### OBJECTIVE
All records must be quoted exactly. Omit the pictures.

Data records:
···

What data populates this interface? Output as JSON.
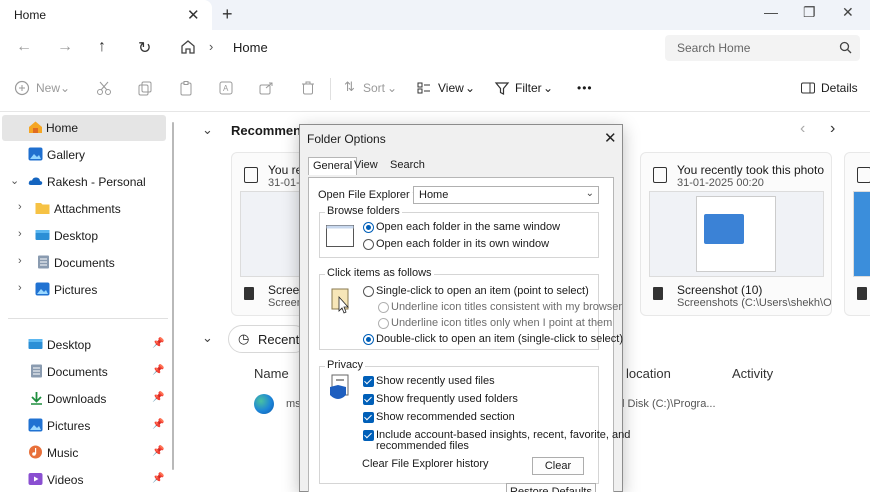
{
  "window": {
    "tab_label": "Home",
    "tab_close": "✕",
    "tab_add": "+",
    "minimize": "—",
    "restore": "❐",
    "close": "✕"
  },
  "address": {
    "back": "←",
    "forward": "→",
    "up": "↑",
    "refresh": "↻",
    "separator": "›",
    "path": "Home",
    "search_placeholder": "Search Home"
  },
  "toolbar": {
    "new_label": "New",
    "sort_label": "Sort",
    "view_label": "View",
    "filter_label": "Filter",
    "more_label": "•••",
    "details_label": "Details"
  },
  "sidebar": {
    "items": [
      {
        "label": "Home"
      },
      {
        "label": "Gallery"
      },
      {
        "label": "Rakesh - Personal"
      },
      {
        "label": "Attachments"
      },
      {
        "label": "Desktop"
      },
      {
        "label": "Documents"
      },
      {
        "label": "Pictures"
      }
    ],
    "quick": [
      {
        "label": "Desktop"
      },
      {
        "label": "Documents"
      },
      {
        "label": "Downloads"
      },
      {
        "label": "Pictures"
      },
      {
        "label": "Music"
      },
      {
        "label": "Videos"
      }
    ]
  },
  "main": {
    "recommended_title": "Recommende",
    "recent_title": "Recent",
    "cards": [
      {
        "title": "You re",
        "date": "31-01-",
        "name": "Screen",
        "path": "Screen"
      },
      {
        "title": "You recently took this photo",
        "date": "31-01-2025 00:20",
        "name": "Screenshot (10)",
        "path": "Screenshots (C:\\Users\\shekh\\O..."
      }
    ],
    "columns": {
      "name": "Name",
      "location": "location",
      "activity": "Activity"
    },
    "row": {
      "name": "ms",
      "location": "l Disk (C:)\\Progra..."
    }
  },
  "dialog": {
    "title": "Folder Options",
    "close": "✕",
    "tabs": [
      "General",
      "View",
      "Search"
    ],
    "open_label": "Open File Explorer to:",
    "open_value": "Home",
    "browse_title": "Browse folders",
    "browse_same": "Open each folder in the same window",
    "browse_own": "Open each folder in its own window",
    "click_title": "Click items as follows",
    "single_click": "Single-click to open an item (point to select)",
    "underline_consistent": "Underline icon titles consistent with my browser",
    "underline_point": "Underline icon titles only when I point at them",
    "double_click": "Double-click to open an item (single-click to select)",
    "privacy_title": "Privacy",
    "show_recent": "Show recently used files",
    "show_frequent": "Show frequently used folders",
    "show_recommended": "Show recommended section",
    "include_account_1": "Include account-based insights, recent, favorite, and",
    "include_account_2": "recommended files",
    "clear_history": "Clear File Explorer history",
    "clear_button": "Clear",
    "restore_defaults": "Restore Defaults"
  }
}
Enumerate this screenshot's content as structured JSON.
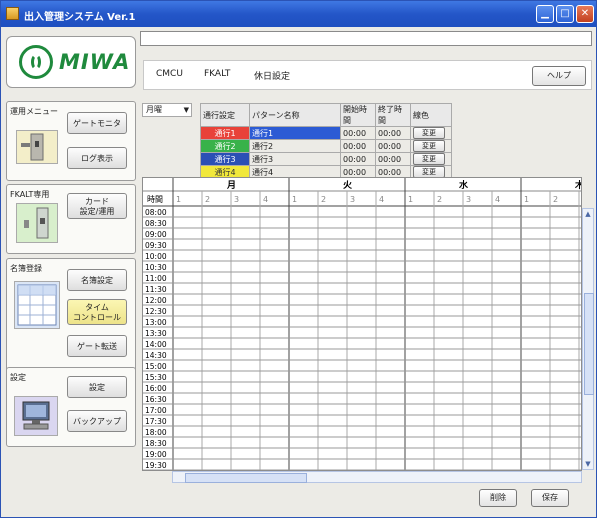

···

### TASK ANSWER
What data populates this interface? Output as JSON.
{
  "window": {
    "tab_label": "Home",
    "tab_close": "✕",
    "tab_add": "+",
    "minimize": "—",
    "restore": "❐",
    "close": "✕"
  },
  "address": {
    "back": "←",
    "forward": "→",
    "up": "↑",
    "refresh": "↻",
    "separator": "›",
    "path": "Home",
    "search_placeholder": "Search Home"
  },
  "toolbar": {
    "new_label": "New",
    "sort_label": "Sort",
    "view_label": "View",
    "filter_label": "Filter",
    "more_label": "•••",
    "details_label": "Details"
  },
  "sidebar": {
    "items": [
      {
        "label": "Home"
      },
      {
        "label": "Gallery"
      },
      {
        "label": "Rakesh - Personal"
      },
      {
        "label": "Attachments"
      },
      {
        "label": "Desktop"
      },
      {
        "label": "Documents"
      },
      {
        "label": "Pictures"
      }
    ],
    "quick": [
      {
        "label": "Desktop"
      },
      {
        "label": "Documents"
      },
      {
        "label": "Downloads"
      },
      {
        "label": "Pictures"
      },
      {
        "label": "Music"
      },
      {
        "label": "Videos"
      }
    ]
  },
  "main": {
    "recommended_title": "Recommende",
    "recent_title": "Recent",
    "cards": [
      {
        "title": "You re",
        "date": "31-01-",
        "name": "Screen",
        "path": "Screen"
      },
      {
        "title": "You recently took this photo",
        "date": "31-01-2025 00:20",
        "name": "Screenshot (10)",
        "path": "Screenshots (C:\\Users\\shekh\\O..."
      }
    ],
    "columns": {
      "name": "Name",
      "location": "location",
      "activity": "Activity"
    },
    "row": {
      "name": "ms",
      "location": "l Disk (C:)\\Progra..."
    }
  },
  "dialog": {
    "title": "Folder Options",
    "close": "✕",
    "tabs": [
      "General",
      "View",
      "Search"
    ],
    "open_label": "Open File Explorer to:",
    "open_value": "Home",
    "browse_title": "Browse folders",
    "browse_same": "Open each folder in the same window",
    "browse_own": "Open each folder in its own window",
    "click_title": "Click items as follows",
    "single_click": "Single-click to open an item (point to select)",
    "underline_consistent": "Underline icon titles consistent with my browser",
    "underline_point": "Underline icon titles only when I point at them",
    "double_click": "Double-click to open an item (single-click to select)",
    "privacy_title": "Privacy",
    "show_recent": "Show recently used files",
    "show_frequent": "Show frequently used folders",
    "show_recommended": "Show recommended section",
    "include_account_1": "Include account-based insights, recent, favorite, and",
    "include_account_2": "recommended files",
    "clear_history": "Clear File Explorer history",
    "clear_button": "Clear",
    "restore_defaults": "Restore Defaults"
  }
}
Enumerate this screenshot's content as structured JSON.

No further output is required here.